__Obiettivo del compito__:
Riporta di nuovo le righe di tutte le voci sostituendo "longitudinal" con "transverse" e lasciando invariato tutto il resto.

__Dati estratti__:
'''

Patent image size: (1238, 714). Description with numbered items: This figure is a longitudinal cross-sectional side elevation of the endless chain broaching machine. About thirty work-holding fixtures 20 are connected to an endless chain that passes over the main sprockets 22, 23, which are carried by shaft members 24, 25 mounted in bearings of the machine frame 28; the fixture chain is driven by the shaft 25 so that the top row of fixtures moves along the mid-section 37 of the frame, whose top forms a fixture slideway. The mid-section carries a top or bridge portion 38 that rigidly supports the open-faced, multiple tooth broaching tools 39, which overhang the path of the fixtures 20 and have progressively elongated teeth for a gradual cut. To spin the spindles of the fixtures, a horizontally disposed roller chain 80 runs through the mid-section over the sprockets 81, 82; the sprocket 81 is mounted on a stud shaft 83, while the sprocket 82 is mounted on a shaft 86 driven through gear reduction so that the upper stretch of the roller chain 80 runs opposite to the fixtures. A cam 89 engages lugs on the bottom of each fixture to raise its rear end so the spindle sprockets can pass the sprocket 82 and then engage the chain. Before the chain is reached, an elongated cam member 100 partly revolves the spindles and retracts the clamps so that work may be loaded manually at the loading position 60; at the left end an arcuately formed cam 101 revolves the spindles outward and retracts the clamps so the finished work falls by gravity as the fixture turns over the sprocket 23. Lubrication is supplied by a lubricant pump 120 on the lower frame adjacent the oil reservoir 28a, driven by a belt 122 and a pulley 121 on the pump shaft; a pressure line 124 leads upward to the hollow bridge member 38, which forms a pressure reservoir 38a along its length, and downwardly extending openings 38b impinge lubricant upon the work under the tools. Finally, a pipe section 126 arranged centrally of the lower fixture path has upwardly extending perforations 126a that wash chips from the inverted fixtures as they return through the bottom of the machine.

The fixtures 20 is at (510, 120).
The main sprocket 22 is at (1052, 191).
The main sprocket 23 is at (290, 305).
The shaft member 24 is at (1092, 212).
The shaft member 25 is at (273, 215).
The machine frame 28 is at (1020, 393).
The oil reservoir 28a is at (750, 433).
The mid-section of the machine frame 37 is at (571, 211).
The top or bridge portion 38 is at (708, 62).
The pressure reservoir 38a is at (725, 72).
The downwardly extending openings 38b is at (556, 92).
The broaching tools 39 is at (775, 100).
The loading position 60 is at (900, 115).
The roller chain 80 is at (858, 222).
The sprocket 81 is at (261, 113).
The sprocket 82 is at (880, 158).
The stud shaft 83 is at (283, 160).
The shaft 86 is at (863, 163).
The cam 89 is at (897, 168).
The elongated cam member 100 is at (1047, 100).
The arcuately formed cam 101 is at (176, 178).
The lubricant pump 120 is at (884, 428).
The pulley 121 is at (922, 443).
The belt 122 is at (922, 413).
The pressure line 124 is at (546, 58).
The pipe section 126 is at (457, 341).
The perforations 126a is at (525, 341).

'''

__Soluzione qui sotto__:
Patent image size: (1238, 714). Description with numbered items: This figure is a transverse cross-sectional side elevation of the endless chain broaching machine. About thirty work-holding fixtures 20 are connected to an endless chain that passes over the main sprockets 22, 23, which are carried by shaft members 24, 25 mounted in bearings of the machine frame 28; the fixture chain is driven by the shaft 25 so that the top row of fixtures moves along the mid-section 37 of the frame, whose top forms a fixture slideway. The mid-section carries a top or bridge portion 38 that rigidly supports the open-faced, multiple tooth broaching tools 39, which overhang the path of the fixtures 20 and have progressively elongated teeth for a gradual cut. To spin the spindles of the fixtures, a horizontally disposed roller chain 80 runs through the mid-section over the sprockets 81, 82; the sprocket 81 is mounted on a stud shaft 83, while the sprocket 82 is mounted on a shaft 86 driven through gear reduction so that the upper stretch of the roller chain 80 runs opposite to the fixtures. A cam 89 engages lugs on the bottom of each fixture to raise its rear end so the spindle sprockets can pass the sprocket 82 and then engage the chain. Before the chain is reached, an elongated cam member 100 partly revolves the spindles and retracts the clamps so that work may be loaded manually at the loading position 60; at the left end an arcuately formed cam 101 revolves the spindles outward and retracts the clamps so the finished work falls by gravity as the fixture turns over the sprocket 23. Lubrication is supplied by a lubricant pump 120 on the lower frame adjacent the oil reservoir 28a, driven by a belt 122 and a pulley 121 on the pump shaft; a pressure line 124 leads upward to the hollow bridge member 38, which forms a pressure reservoir 38a along its length, and downwardly extending openings 38b impinge lubricant upon the work under the tools. Finally, a pipe section 126 arranged centrally of the lower fixture path has upwardly extending perforations 126a that wash chips from the inverted fixtures as they return through the bottom of the machine.

The fixtures 20 is at (510, 120).
The main sprocket 22 is at (1052, 191).
The main sprocket 23 is at (290, 305).
The shaft member 24 is at (1092, 212).
The shaft member 25 is at (273, 215).
The machine frame 28 is at (1020, 393).
The oil reservoir 28a is at (750, 433).
The mid-section of the machine frame 37 is at (571, 211).
The top or bridge portion 38 is at (708, 62).
The pressure reservoir 38a is at (725, 72).
The downwardly extending openings 38b is at (556, 92).
The broaching tools 39 is at (775, 100).
The loading position 60 is at (900, 115).
The roller chain 80 is at (858, 222).
The sprocket 81 is at (261, 113).
The sprocket 82 is at (880, 158).
The stud shaft 83 is at (283, 160).
The shaft 86 is at (863, 163).
The cam 89 is at (897, 168).
The elongated cam member 100 is at (1047, 100).
The arcuately formed cam 101 is at (176, 178).
The lubricant pump 120 is at (884, 428).
The pulley 121 is at (922, 443).
The belt 122 is at (922, 413).
The pressure line 124 is at (546, 58).
The pipe section 126 is at (457, 341).
The perforations 126a is at (525, 341).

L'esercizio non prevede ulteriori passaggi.